> **Problem to solve**
Make an exact copy of all the entries below, with the pictures left out.

> **Material for this task**
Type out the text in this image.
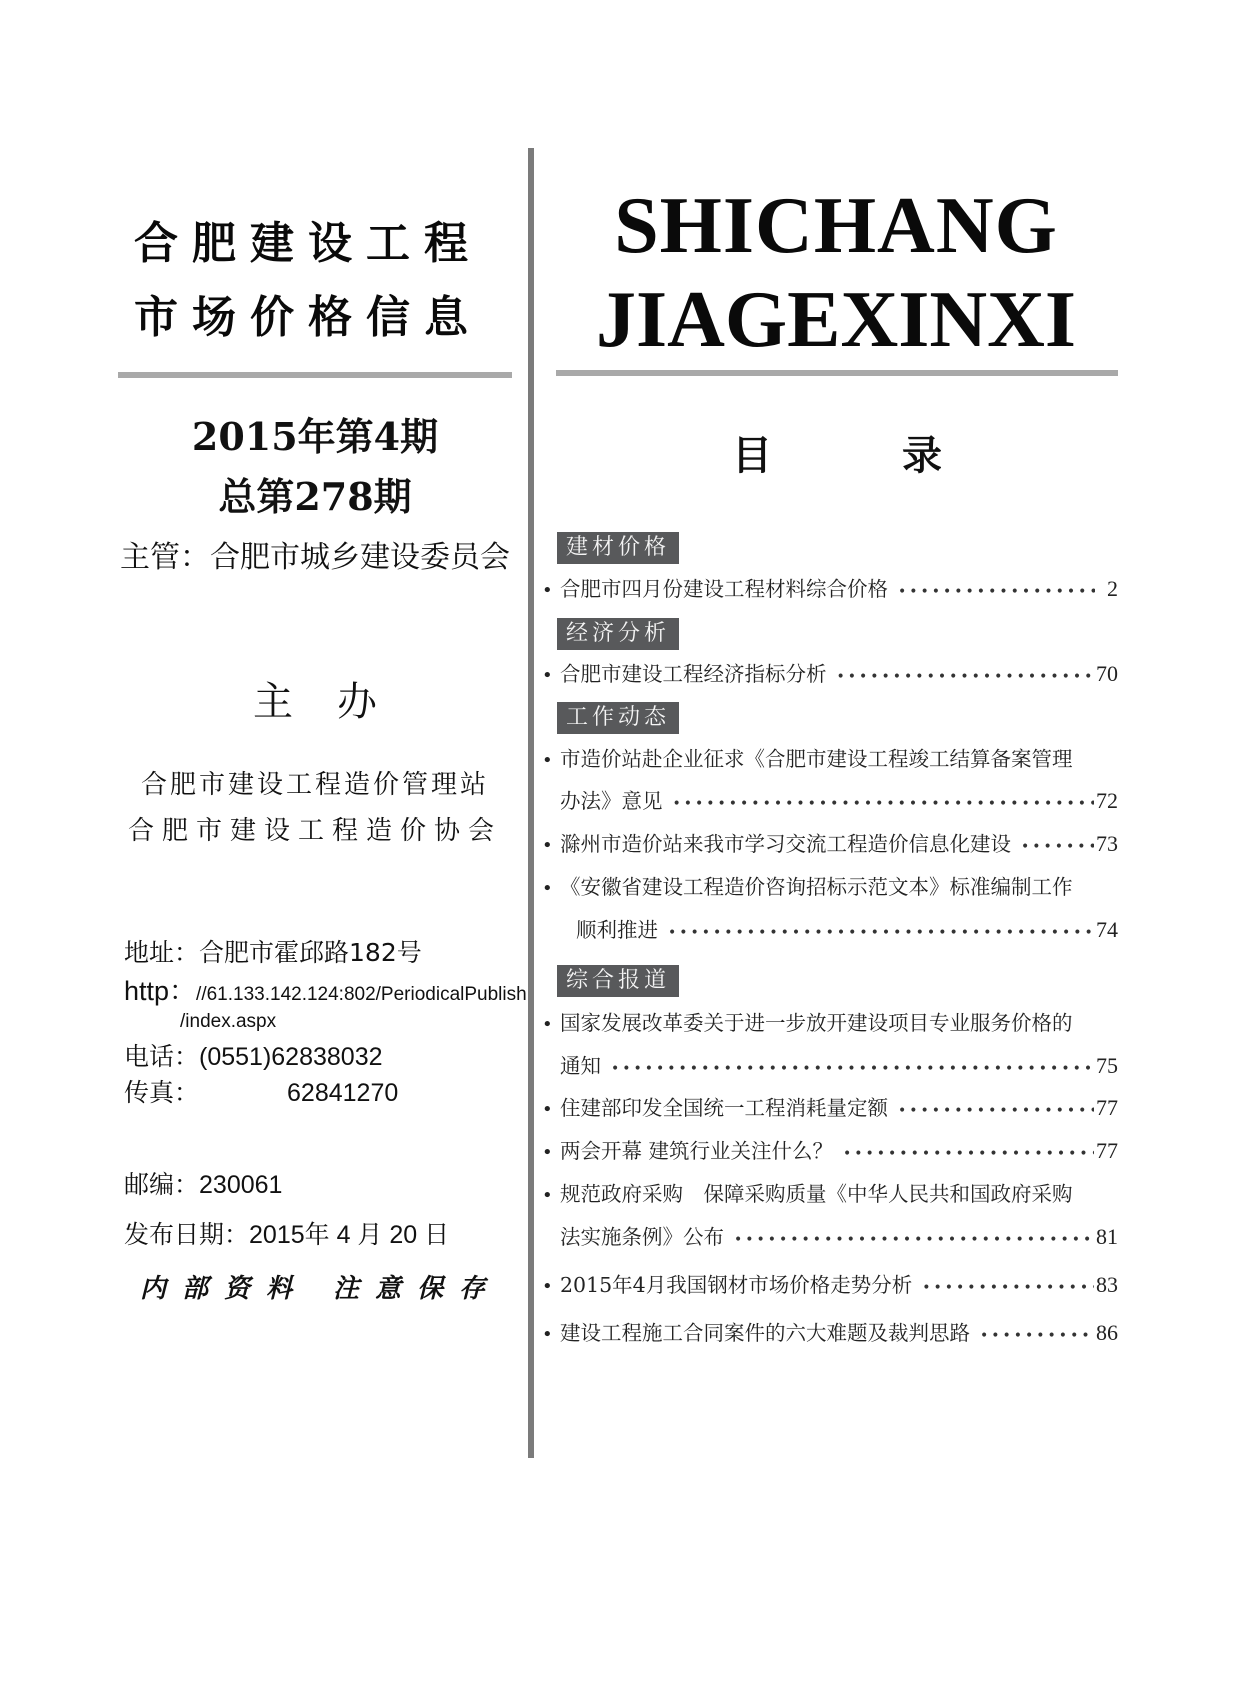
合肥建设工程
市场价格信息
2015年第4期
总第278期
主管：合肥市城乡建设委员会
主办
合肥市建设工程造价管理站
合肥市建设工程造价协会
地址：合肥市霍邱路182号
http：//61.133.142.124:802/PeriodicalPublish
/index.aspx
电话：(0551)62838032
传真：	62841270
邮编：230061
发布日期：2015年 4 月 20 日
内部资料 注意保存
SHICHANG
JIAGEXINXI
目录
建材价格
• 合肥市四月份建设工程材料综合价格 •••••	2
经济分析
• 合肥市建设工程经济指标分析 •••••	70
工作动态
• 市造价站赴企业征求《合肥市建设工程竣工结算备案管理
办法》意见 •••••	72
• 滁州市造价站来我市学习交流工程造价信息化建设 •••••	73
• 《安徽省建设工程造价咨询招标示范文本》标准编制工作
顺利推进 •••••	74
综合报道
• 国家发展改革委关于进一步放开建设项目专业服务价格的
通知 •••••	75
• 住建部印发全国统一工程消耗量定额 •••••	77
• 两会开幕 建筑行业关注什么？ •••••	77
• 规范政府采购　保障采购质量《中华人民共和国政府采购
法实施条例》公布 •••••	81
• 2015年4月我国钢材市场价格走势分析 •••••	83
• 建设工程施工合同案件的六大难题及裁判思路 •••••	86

> **Solution to the exercise**
Type out the text in this image.
合肥建设工程
市场价格信息
2015年第4期
总第278期
主管：合肥市城乡建设委员会
主办
合肥市建设工程造价管理站
合肥市建设工程造价协会
地址：合肥市霍邱路182号
http：//61.133.142.124:802/PeriodicalPublish
/index.aspx
电话：(0551)62838032
传真：	62841270
邮编：230061
发布日期：2015年 4 月 20 日
内部资料 注意保存
SHICHANG
JIAGEXINXI
目录
建材价格
• 合肥市四月份建设工程材料综合价格 •••••	2
经济分析
• 合肥市建设工程经济指标分析 •••••	70
工作动态
• 市造价站赴企业征求《合肥市建设工程竣工结算备案管理
办法》意见 •••••	72
• 滁州市造价站来我市学习交流工程造价信息化建设 •••••	73
• 《安徽省建设工程造价咨询招标示范文本》标准编制工作
顺利推进 •••••	74
综合报道
• 国家发展改革委关于进一步放开建设项目专业服务价格的
通知 •••••	75
• 住建部印发全国统一工程消耗量定额 •••••	77
• 两会开幕 建筑行业关注什么？ •••••	77
• 规范政府采购　保障采购质量《中华人民共和国政府采购
法实施条例》公布 •••••	81
• 2015年4月我国钢材市场价格走势分析 •••••	83
• 建设工程施工合同案件的六大难题及裁判思路 •••••	86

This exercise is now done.